## Objective
Make an exact copy of all the data.

Saved entries:

:::

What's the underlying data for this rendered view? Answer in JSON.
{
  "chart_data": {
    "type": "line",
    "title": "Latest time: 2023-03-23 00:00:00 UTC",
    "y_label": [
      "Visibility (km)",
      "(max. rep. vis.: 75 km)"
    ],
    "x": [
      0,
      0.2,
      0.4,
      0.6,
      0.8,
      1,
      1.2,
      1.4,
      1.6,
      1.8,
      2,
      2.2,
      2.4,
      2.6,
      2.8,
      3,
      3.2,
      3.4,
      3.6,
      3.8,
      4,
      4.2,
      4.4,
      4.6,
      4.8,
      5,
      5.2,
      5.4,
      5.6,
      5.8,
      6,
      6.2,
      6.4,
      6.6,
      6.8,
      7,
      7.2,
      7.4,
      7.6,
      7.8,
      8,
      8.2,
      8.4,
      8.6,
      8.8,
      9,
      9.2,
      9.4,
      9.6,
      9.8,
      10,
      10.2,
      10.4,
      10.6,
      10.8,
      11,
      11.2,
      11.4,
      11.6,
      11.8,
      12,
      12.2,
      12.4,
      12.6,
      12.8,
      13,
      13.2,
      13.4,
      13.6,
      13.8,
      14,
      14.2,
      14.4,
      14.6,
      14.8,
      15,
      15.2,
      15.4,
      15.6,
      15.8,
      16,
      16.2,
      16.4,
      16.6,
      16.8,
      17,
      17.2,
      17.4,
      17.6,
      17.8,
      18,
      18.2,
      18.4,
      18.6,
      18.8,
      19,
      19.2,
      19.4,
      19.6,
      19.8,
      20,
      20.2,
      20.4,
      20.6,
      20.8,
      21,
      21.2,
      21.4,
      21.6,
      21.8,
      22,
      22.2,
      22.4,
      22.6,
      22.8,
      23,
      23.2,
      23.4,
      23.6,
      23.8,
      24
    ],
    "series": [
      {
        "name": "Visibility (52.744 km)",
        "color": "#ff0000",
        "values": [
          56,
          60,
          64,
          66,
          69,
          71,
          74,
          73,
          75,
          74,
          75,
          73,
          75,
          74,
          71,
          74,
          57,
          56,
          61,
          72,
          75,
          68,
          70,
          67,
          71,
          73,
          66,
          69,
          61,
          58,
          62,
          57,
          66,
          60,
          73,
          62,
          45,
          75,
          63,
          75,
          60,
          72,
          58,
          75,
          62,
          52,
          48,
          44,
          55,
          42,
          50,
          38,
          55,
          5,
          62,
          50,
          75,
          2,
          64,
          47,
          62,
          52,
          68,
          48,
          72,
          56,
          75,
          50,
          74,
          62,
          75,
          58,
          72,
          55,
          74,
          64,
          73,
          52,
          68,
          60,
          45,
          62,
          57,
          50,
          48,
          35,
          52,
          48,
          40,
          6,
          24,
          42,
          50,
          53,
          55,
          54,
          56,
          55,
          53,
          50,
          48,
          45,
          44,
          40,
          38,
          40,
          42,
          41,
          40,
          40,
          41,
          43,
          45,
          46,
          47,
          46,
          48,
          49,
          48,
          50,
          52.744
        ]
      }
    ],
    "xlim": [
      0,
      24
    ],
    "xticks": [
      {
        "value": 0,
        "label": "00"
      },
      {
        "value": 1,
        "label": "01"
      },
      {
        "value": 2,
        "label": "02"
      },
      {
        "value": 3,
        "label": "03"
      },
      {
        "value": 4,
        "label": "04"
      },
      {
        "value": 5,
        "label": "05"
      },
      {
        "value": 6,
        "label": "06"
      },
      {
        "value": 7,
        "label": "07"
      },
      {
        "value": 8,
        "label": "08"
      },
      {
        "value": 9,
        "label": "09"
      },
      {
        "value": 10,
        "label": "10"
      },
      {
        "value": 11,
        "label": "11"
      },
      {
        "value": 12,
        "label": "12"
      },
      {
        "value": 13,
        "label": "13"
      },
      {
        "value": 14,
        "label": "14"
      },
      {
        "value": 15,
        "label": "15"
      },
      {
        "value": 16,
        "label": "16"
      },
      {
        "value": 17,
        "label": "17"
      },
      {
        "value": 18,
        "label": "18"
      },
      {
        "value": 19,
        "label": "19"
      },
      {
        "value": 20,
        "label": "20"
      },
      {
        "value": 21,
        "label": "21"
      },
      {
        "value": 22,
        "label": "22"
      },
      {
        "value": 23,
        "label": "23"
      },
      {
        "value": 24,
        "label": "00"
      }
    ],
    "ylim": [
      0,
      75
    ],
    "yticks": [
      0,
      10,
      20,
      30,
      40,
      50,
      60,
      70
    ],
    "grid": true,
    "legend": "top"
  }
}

:::

## Final answer
What's the underlying data for this rendered view? Answer in JSON.
{
  "chart_data": {
    "type": "line",
    "title": "Latest time: 2023-03-23 00:00:00 UTC",
    "y_label": [
      "Visibility (km)",
      "(max. rep. vis.: 75 km)"
    ],
    "x": [
      0,
      0.2,
      0.4,
      0.6,
      0.8,
      1,
      1.2,
      1.4,
      1.6,
      1.8,
      2,
      2.2,
      2.4,
      2.6,
      2.8,
      3,
      3.2,
      3.4,
      3.6,
      3.8,
      4,
      4.2,
      4.4,
      4.6,
      4.8,
      5,
      5.2,
      5.4,
      5.6,
      5.8,
      6,
      6.2,
      6.4,
      6.6,
      6.8,
      7,
      7.2,
      7.4,
      7.6,
      7.8,
      8,
      8.2,
      8.4,
      8.6,
      8.8,
      9,
      9.2,
      9.4,
      9.6,
      9.8,
      10,
      10.2,
      10.4,
      10.6,
      10.8,
      11,
      11.2,
      11.4,
      11.6,
      11.8,
      12,
      12.2,
      12.4,
      12.6,
      12.8,
      13,
      13.2,
      13.4,
      13.6,
      13.8,
      14,
      14.2,
      14.4,
      14.6,
      14.8,
      15,
      15.2,
      15.4,
      15.6,
      15.8,
      16,
      16.2,
      16.4,
      16.6,
      16.8,
      17,
      17.2,
      17.4,
      17.6,
      17.8,
      18,
      18.2,
      18.4,
      18.6,
      18.8,
      19,
      19.2,
      19.4,
      19.6,
      19.8,
      20,
      20.2,
      20.4,
      20.6,
      20.8,
      21,
      21.2,
      21.4,
      21.6,
      21.8,
      22,
      22.2,
      22.4,
      22.6,
      22.8,
      23,
      23.2,
      23.4,
      23.6,
      23.8,
      24
    ],
    "series": [
      {
        "name": "Visibility (52.744 km)",
        "color": "#ff0000",
        "values": [
          56,
          60,
          64,
          66,
          69,
          71,
          74,
          73,
          75,
          74,
          75,
          73,
          75,
          74,
          71,
          74,
          57,
          56,
          61,
          72,
          75,
          68,
          70,
          67,
          71,
          73,
          66,
          69,
          61,
          58,
          62,
          57,
          66,
          60,
          73,
          62,
          45,
          75,
          63,
          75,
          60,
          72,
          58,
          75,
          62,
          52,
          48,
          44,
          55,
          42,
          50,
          38,
          55,
          5,
          62,
          50,
          75,
          2,
          64,
          47,
          62,
          52,
          68,
          48,
          72,
          56,
          75,
          50,
          74,
          62,
          75,
          58,
          72,
          55,
          74,
          64,
          73,
          52,
          68,
          60,
          45,
          62,
          57,
          50,
          48,
          35,
          52,
          48,
          40,
          6,
          24,
          42,
          50,
          53,
          55,
          54,
          56,
          55,
          53,
          50,
          48,
          45,
          44,
          40,
          38,
          40,
          42,
          41,
          40,
          40,
          41,
          43,
          45,
          46,
          47,
          46,
          48,
          49,
          48,
          50,
          52.744
        ]
      }
    ],
    "xlim": [
      0,
      24
    ],
    "xticks": [
      {
        "value": 0,
        "label": "00"
      },
      {
        "value": 1,
        "label": "01"
      },
      {
        "value": 2,
        "label": "02"
      },
      {
        "value": 3,
        "label": "03"
      },
      {
        "value": 4,
        "label": "04"
      },
      {
        "value": 5,
        "label": "05"
      },
      {
        "value": 6,
        "label": "06"
      },
      {
        "value": 7,
        "label": "07"
      },
      {
        "value": 8,
        "label": "08"
      },
      {
        "value": 9,
        "label": "09"
      },
      {
        "value": 10,
        "label": "10"
      },
      {
        "value": 11,
        "label": "11"
      },
      {
        "value": 12,
        "label": "12"
      },
      {
        "value": 13,
        "label": "13"
      },
      {
        "value": 14,
        "label": "14"
      },
      {
        "value": 15,
        "label": "15"
      },
      {
        "value": 16,
        "label": "16"
      },
      {
        "value": 17,
        "label": "17"
      },
      {
        "value": 18,
        "label": "18"
      },
      {
        "value": 19,
        "label": "19"
      },
      {
        "value": 20,
        "label": "20"
      },
      {
        "value": 21,
        "label": "21"
      },
      {
        "value": 22,
        "label": "22"
      },
      {
        "value": 23,
        "label": "23"
      },
      {
        "value": 24,
        "label": "00"
      }
    ],
    "ylim": [
      0,
      75
    ],
    "yticks": [
      0,
      10,
      20,
      30,
      40,
      50,
      60,
      70
    ],
    "grid": true,
    "legend": "top"
  }
}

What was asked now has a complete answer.